Recorded data
+ + + +
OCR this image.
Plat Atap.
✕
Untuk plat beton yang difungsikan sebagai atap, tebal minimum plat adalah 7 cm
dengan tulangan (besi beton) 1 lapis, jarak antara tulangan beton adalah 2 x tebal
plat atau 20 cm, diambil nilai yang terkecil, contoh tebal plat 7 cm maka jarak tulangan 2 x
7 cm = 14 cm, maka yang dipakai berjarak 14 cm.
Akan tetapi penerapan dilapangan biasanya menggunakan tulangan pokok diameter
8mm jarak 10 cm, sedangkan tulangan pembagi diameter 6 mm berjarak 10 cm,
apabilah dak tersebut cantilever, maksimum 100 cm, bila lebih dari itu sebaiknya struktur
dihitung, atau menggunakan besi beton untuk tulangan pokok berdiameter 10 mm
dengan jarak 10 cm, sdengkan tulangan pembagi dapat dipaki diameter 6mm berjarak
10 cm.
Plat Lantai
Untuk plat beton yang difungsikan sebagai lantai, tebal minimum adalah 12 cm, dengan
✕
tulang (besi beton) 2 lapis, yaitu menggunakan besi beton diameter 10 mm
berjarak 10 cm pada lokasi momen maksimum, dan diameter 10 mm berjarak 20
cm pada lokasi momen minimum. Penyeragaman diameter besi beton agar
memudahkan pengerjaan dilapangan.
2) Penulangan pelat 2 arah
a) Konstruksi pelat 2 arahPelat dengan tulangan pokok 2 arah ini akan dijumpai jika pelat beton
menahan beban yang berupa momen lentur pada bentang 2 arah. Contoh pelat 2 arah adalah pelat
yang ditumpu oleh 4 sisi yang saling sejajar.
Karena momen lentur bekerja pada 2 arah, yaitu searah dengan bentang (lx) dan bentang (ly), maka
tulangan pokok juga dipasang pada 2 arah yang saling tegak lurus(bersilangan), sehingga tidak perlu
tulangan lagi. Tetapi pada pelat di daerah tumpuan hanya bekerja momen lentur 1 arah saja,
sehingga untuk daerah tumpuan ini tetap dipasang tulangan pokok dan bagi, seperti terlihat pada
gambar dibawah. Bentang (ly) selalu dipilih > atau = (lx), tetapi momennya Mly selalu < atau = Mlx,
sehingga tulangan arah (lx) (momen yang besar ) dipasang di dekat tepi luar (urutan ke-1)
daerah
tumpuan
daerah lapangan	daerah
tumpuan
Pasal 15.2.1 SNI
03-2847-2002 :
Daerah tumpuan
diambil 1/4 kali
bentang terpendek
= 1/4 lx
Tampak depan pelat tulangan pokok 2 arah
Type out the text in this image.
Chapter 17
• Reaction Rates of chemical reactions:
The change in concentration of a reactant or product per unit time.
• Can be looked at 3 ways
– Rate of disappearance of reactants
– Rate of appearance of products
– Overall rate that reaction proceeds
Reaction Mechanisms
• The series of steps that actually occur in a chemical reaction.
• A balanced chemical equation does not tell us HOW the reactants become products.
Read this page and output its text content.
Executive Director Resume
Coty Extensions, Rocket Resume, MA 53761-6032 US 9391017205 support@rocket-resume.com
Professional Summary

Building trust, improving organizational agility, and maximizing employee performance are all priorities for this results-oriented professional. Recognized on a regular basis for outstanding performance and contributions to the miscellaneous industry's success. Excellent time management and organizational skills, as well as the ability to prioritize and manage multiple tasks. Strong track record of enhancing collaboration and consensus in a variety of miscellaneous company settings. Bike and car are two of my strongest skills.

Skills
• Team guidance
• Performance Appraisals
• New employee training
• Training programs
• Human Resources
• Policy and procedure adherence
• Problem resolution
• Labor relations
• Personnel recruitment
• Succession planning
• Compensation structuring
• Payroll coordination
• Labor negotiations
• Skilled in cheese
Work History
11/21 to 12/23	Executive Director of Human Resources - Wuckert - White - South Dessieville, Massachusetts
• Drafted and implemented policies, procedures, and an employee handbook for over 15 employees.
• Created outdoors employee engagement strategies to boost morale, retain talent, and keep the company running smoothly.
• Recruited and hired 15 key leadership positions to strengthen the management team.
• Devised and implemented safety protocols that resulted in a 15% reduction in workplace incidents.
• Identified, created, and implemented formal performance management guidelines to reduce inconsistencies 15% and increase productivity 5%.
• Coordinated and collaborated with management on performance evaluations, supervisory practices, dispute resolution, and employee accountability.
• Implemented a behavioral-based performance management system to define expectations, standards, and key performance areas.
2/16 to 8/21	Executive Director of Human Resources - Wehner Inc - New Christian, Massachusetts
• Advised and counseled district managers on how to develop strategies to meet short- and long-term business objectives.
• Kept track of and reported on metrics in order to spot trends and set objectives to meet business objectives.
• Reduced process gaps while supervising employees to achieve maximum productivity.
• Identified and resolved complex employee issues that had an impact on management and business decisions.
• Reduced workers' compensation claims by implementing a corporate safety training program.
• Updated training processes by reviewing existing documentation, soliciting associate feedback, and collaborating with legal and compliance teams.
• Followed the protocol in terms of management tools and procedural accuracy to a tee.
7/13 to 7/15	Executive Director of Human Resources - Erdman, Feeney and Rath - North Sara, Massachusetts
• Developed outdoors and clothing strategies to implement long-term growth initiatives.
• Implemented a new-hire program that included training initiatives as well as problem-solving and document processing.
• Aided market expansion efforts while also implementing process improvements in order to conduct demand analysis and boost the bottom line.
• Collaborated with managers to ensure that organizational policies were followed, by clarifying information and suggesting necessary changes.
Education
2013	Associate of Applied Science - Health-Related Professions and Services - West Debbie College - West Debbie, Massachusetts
+ + + +
Given request. Report only how many lines of the listing hold the word "dilapangan".

The response. 2